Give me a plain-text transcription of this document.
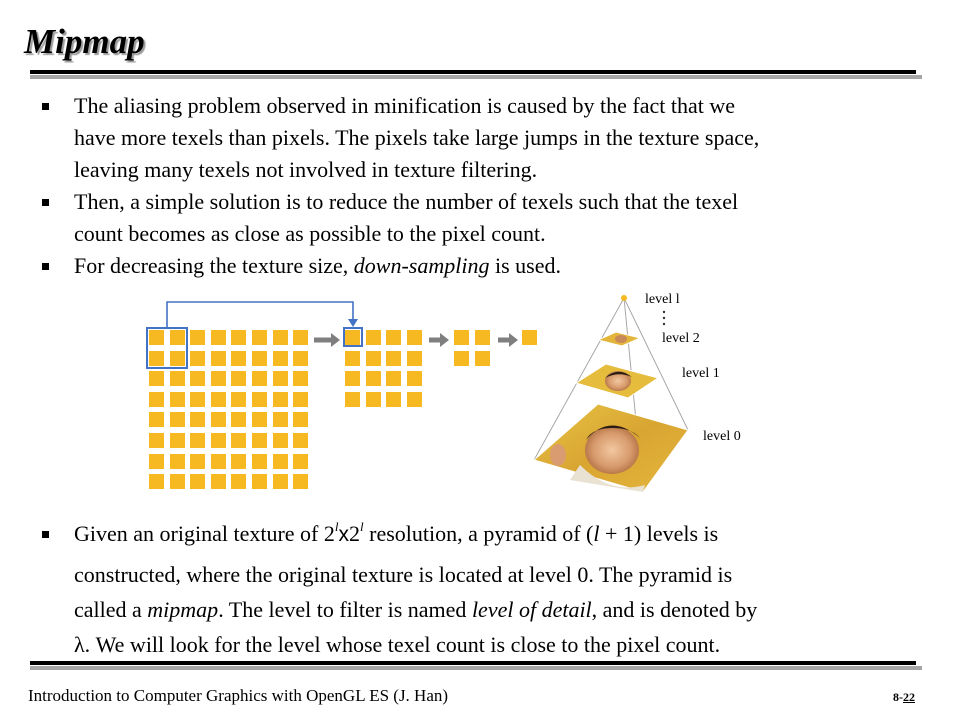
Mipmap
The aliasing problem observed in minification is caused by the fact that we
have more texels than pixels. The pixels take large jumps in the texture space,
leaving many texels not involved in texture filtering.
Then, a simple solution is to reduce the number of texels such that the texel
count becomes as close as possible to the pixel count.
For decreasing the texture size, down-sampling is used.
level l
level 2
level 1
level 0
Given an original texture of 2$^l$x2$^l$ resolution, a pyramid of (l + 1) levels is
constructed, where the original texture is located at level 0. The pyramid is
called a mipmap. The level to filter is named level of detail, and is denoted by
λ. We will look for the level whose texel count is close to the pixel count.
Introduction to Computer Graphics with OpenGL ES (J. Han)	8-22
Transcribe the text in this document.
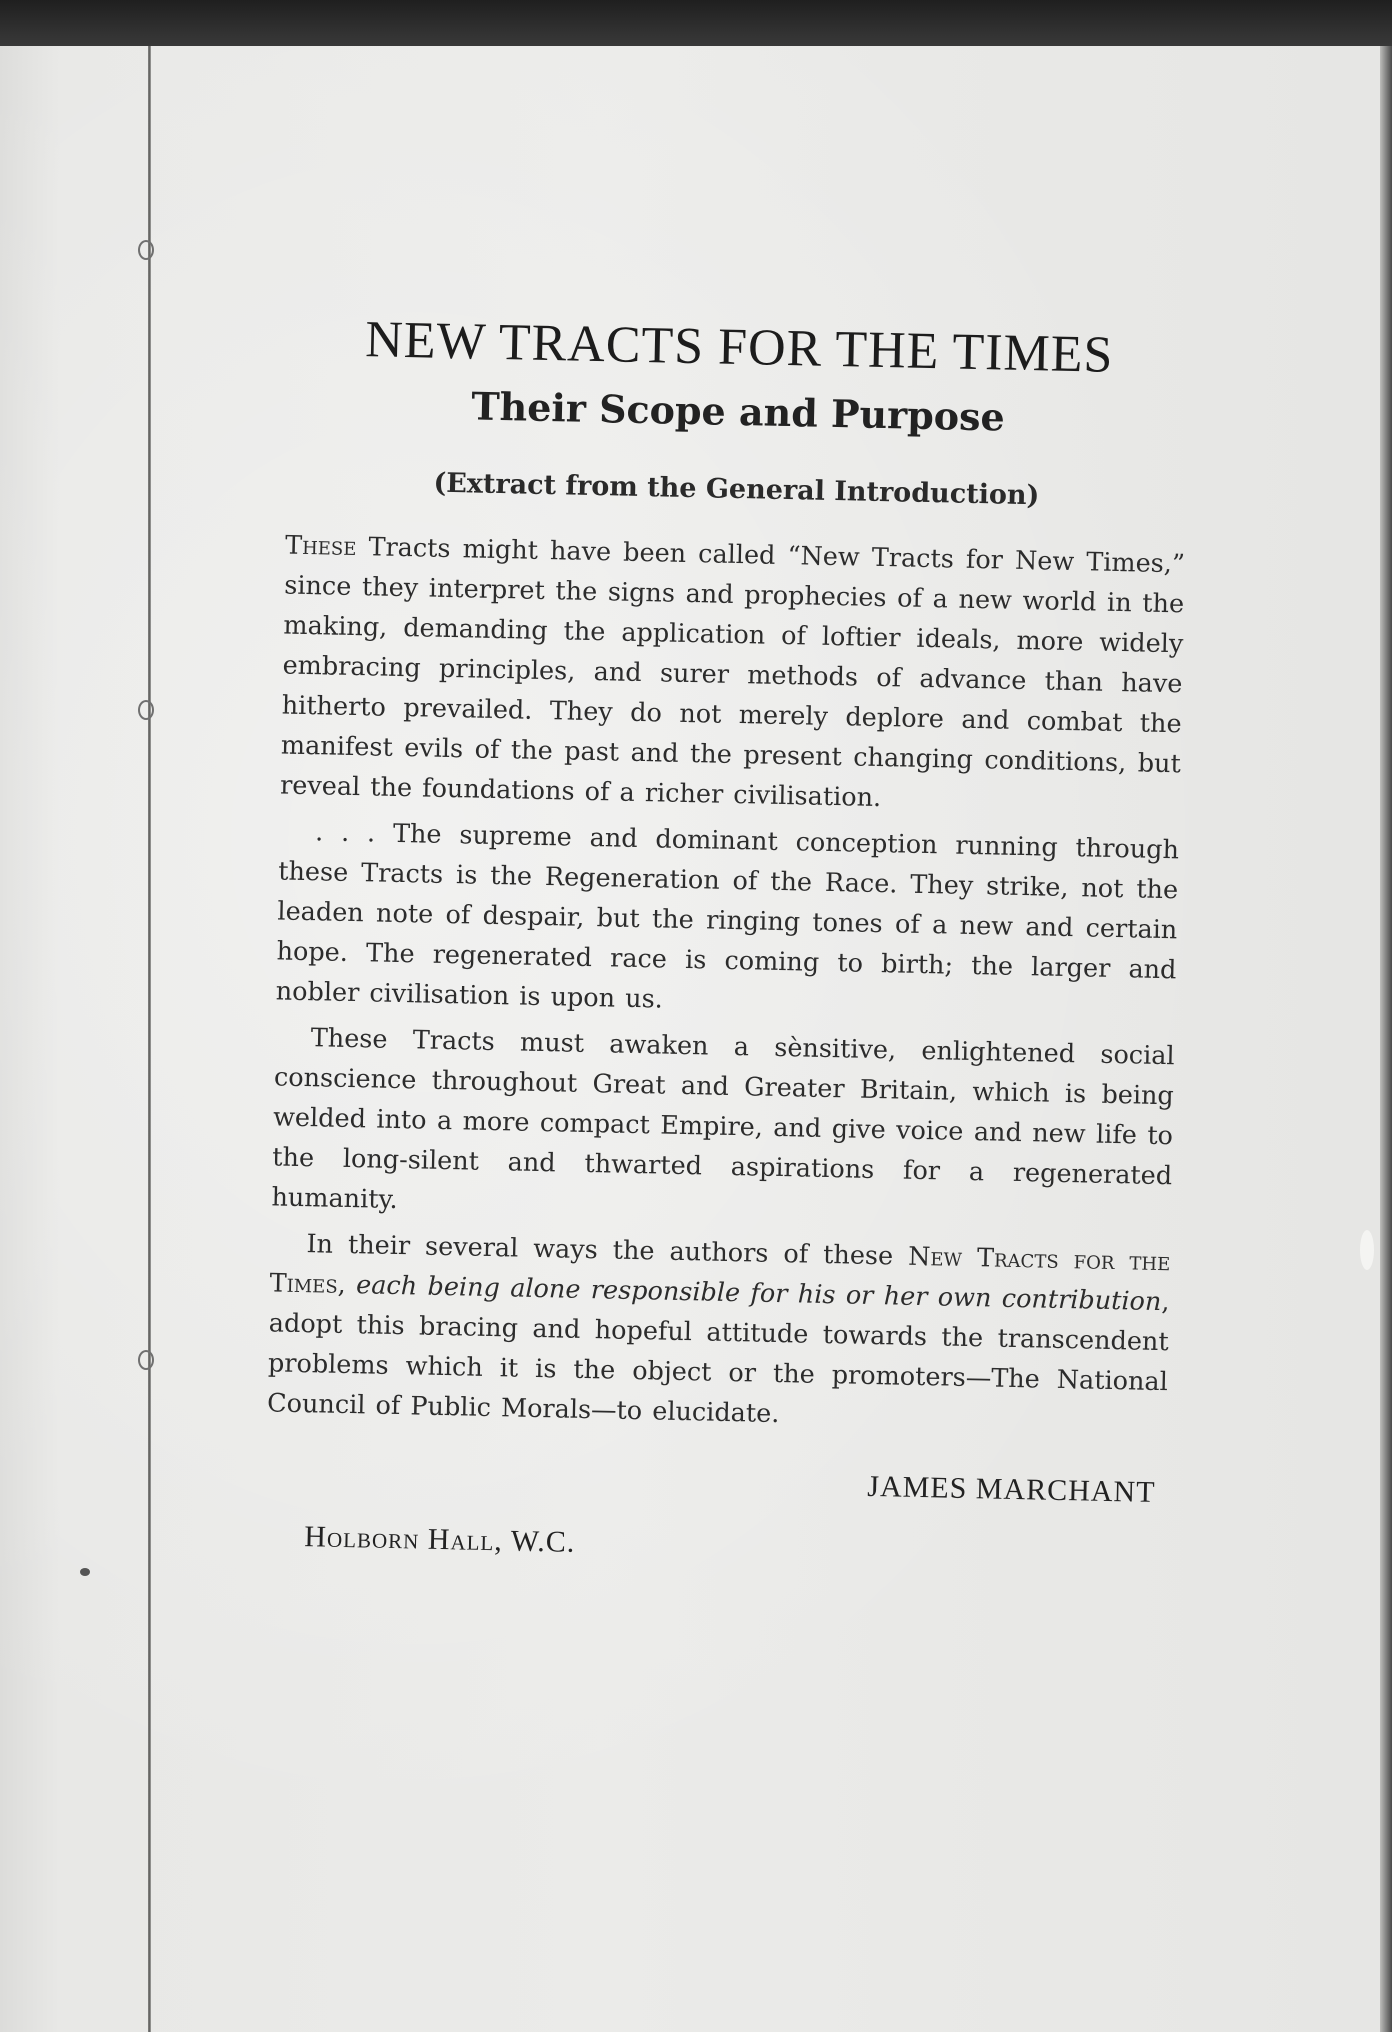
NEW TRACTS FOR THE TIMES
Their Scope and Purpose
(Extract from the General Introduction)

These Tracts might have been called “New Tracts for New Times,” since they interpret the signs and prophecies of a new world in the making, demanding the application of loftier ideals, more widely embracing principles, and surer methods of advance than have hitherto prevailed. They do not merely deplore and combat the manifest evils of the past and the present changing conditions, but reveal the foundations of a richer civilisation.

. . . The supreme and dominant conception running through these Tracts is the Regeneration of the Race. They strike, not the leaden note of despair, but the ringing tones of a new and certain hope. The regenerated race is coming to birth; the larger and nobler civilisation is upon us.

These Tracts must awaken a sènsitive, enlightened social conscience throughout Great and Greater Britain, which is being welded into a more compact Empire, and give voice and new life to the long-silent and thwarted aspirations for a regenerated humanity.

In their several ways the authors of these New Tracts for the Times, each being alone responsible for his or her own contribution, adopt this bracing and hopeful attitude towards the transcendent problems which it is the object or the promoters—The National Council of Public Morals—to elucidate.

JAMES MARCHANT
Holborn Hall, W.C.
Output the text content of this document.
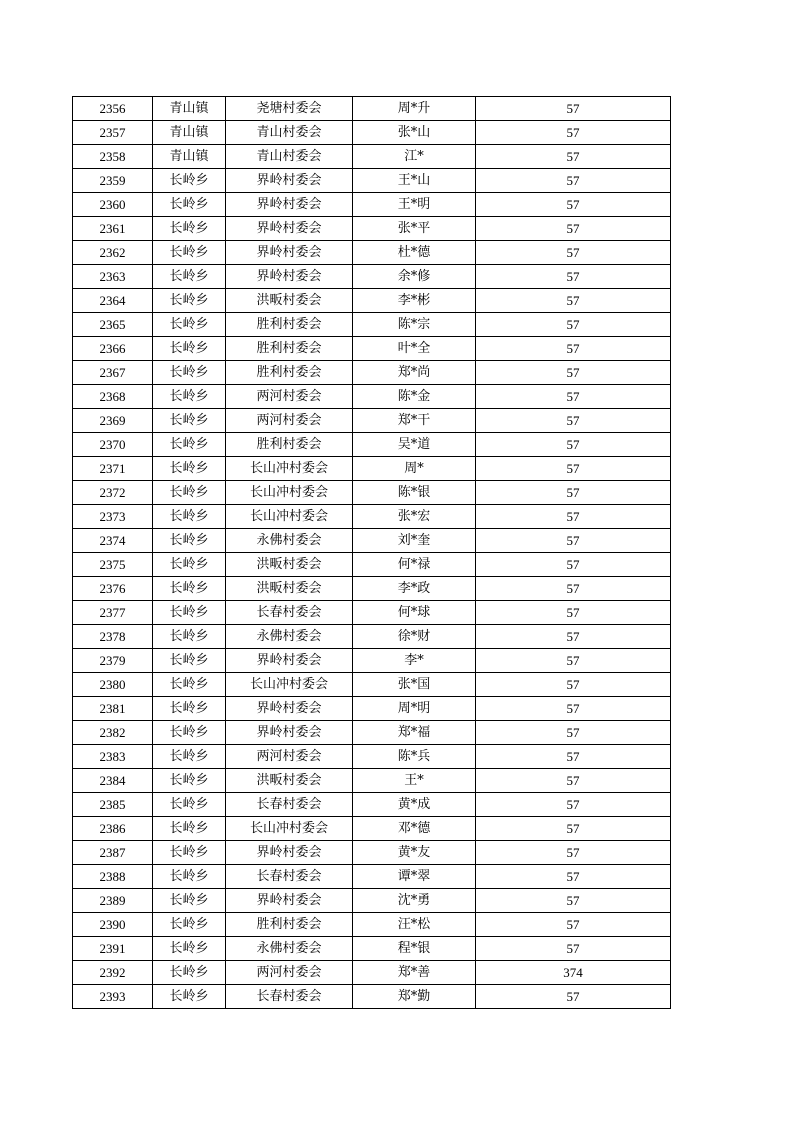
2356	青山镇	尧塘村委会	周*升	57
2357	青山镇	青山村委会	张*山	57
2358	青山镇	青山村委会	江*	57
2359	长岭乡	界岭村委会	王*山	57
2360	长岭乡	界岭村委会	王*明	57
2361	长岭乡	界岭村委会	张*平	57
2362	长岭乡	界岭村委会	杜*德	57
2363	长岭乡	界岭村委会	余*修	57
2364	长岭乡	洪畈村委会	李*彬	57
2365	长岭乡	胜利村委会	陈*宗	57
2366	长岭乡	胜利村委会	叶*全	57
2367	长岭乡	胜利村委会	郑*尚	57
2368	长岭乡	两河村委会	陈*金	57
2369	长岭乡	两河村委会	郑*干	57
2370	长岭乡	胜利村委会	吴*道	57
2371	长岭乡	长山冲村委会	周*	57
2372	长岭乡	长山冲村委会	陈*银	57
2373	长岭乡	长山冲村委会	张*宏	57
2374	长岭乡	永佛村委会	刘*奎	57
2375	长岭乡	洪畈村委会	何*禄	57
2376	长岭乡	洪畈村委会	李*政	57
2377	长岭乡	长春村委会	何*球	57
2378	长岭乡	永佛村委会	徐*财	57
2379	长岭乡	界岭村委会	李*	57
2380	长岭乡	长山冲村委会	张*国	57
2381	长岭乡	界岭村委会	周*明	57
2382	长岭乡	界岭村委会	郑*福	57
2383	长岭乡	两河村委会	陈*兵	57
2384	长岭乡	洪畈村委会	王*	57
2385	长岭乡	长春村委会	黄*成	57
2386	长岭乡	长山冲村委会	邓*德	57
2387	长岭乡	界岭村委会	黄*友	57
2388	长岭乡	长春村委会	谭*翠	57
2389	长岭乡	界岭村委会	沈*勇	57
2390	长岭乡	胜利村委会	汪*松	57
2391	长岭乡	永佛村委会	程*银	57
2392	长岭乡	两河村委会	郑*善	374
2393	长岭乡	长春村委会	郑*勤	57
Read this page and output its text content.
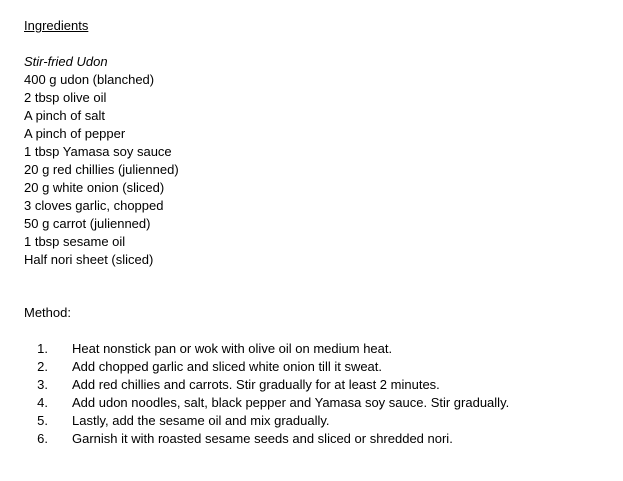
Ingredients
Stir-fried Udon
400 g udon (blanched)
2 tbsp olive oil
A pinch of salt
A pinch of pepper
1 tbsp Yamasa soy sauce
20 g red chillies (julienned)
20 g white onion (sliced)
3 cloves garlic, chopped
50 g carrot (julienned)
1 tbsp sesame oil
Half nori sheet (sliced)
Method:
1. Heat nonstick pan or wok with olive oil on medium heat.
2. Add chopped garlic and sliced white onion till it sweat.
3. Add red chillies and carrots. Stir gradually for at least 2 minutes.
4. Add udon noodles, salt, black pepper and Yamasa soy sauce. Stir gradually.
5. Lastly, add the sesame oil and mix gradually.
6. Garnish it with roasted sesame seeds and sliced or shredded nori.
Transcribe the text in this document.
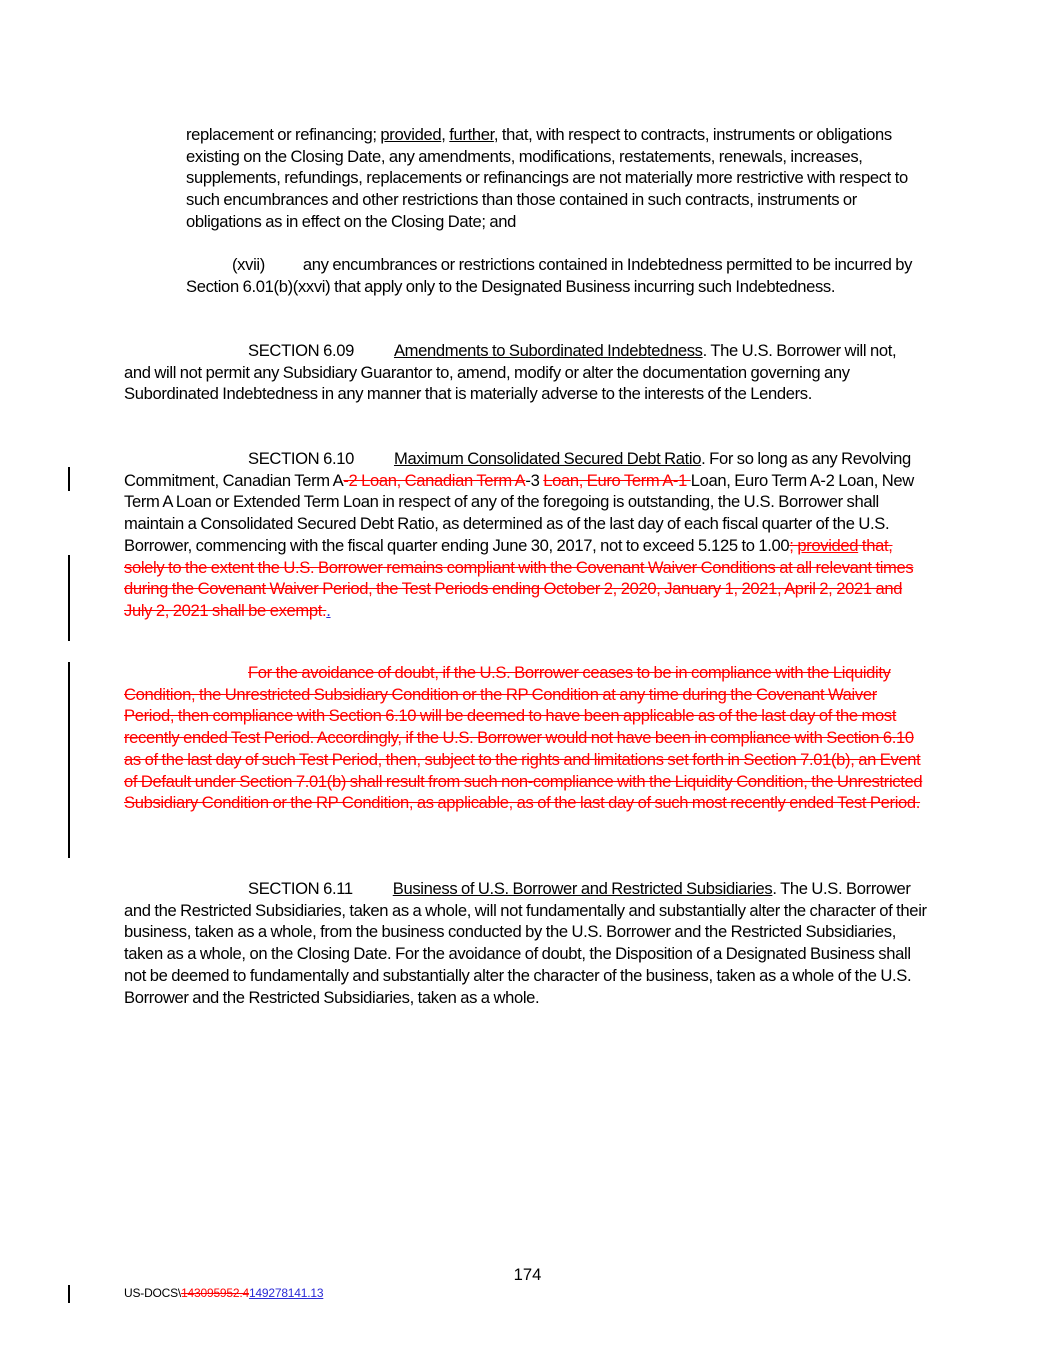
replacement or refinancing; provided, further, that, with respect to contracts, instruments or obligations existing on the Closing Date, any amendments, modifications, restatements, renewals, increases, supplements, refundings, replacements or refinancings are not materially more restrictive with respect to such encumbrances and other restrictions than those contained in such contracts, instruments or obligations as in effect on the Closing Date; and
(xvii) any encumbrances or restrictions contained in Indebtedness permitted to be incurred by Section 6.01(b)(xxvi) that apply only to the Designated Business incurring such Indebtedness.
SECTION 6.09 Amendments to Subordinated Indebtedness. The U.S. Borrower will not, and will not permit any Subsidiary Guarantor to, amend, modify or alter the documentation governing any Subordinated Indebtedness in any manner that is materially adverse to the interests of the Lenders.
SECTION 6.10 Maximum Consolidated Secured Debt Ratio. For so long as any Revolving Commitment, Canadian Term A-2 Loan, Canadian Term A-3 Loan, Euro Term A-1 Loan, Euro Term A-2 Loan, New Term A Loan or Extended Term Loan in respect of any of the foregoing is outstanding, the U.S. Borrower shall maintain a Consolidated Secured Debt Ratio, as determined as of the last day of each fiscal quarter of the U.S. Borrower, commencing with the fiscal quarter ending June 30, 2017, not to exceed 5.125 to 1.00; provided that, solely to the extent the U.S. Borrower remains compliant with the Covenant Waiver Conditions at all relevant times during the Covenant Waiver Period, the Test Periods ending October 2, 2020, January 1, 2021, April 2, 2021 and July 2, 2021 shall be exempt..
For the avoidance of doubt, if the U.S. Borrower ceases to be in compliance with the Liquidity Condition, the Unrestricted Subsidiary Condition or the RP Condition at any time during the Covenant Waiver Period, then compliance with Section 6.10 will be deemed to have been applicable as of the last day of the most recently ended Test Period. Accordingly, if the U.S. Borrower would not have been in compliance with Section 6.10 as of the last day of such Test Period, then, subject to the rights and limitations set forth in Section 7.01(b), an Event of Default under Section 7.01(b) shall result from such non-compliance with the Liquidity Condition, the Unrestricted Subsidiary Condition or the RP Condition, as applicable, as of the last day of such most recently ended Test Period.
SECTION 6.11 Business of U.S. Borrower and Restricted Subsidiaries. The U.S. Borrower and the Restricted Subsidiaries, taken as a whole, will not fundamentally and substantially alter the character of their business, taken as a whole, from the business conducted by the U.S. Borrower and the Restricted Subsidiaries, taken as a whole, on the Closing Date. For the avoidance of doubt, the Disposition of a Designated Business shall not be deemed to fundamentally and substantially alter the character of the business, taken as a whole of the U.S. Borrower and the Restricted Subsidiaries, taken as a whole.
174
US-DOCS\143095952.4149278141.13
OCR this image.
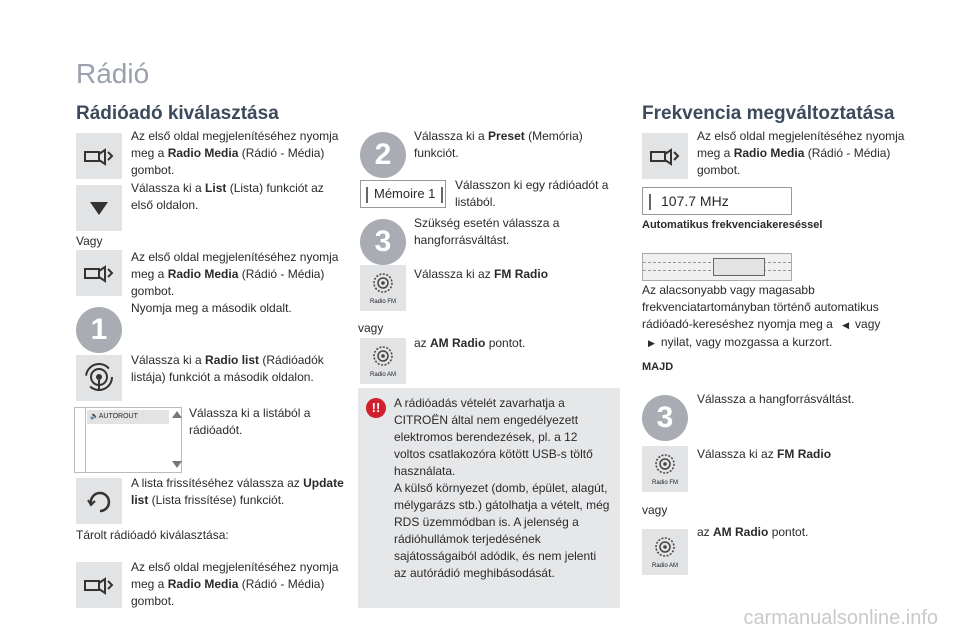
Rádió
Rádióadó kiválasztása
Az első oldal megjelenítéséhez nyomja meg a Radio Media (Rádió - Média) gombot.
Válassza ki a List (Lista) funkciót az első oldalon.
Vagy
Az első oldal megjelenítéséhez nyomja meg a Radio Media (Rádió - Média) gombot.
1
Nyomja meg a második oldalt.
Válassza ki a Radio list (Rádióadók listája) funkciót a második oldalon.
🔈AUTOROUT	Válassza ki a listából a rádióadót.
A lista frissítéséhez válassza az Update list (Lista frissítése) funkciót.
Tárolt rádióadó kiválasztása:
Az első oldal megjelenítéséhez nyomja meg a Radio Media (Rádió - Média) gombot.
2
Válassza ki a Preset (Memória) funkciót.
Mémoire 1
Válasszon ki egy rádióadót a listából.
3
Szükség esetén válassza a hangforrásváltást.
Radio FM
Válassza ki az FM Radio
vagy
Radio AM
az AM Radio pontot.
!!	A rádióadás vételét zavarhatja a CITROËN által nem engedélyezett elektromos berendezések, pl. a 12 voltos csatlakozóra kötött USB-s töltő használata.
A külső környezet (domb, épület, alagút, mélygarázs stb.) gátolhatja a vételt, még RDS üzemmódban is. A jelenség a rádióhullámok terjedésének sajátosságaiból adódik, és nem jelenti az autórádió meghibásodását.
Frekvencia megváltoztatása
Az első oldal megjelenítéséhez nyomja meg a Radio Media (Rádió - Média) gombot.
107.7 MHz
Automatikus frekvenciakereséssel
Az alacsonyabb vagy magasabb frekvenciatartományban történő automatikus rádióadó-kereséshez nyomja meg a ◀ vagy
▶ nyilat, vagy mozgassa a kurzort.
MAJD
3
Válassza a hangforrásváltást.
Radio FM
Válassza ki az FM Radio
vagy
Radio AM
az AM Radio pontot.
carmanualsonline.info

* **What to produce**: From the listing above, pick out every line containing "materially".

* **Problem solution**:
replacement or refinancing; provided, further, that, with respect to contracts, instruments or obligations existing on the Closing Date, any amendments, modifications, restatements, renewals, increases, supplements, refundings, replacements or refinancings are not materially more restrictive with respect to such encumbrances and other restrictions than those contained in such contracts, instruments or obligations as in effect on the Closing Date; and
SECTION 6.09 Amendments to Subordinated Indebtedness. The U.S. Borrower will not, and will not permit any Subsidiary Guarantor to, amend, modify or alter the documentation governing any Subordinated Indebtedness in any manner that is materially adverse to the interests of the Lenders.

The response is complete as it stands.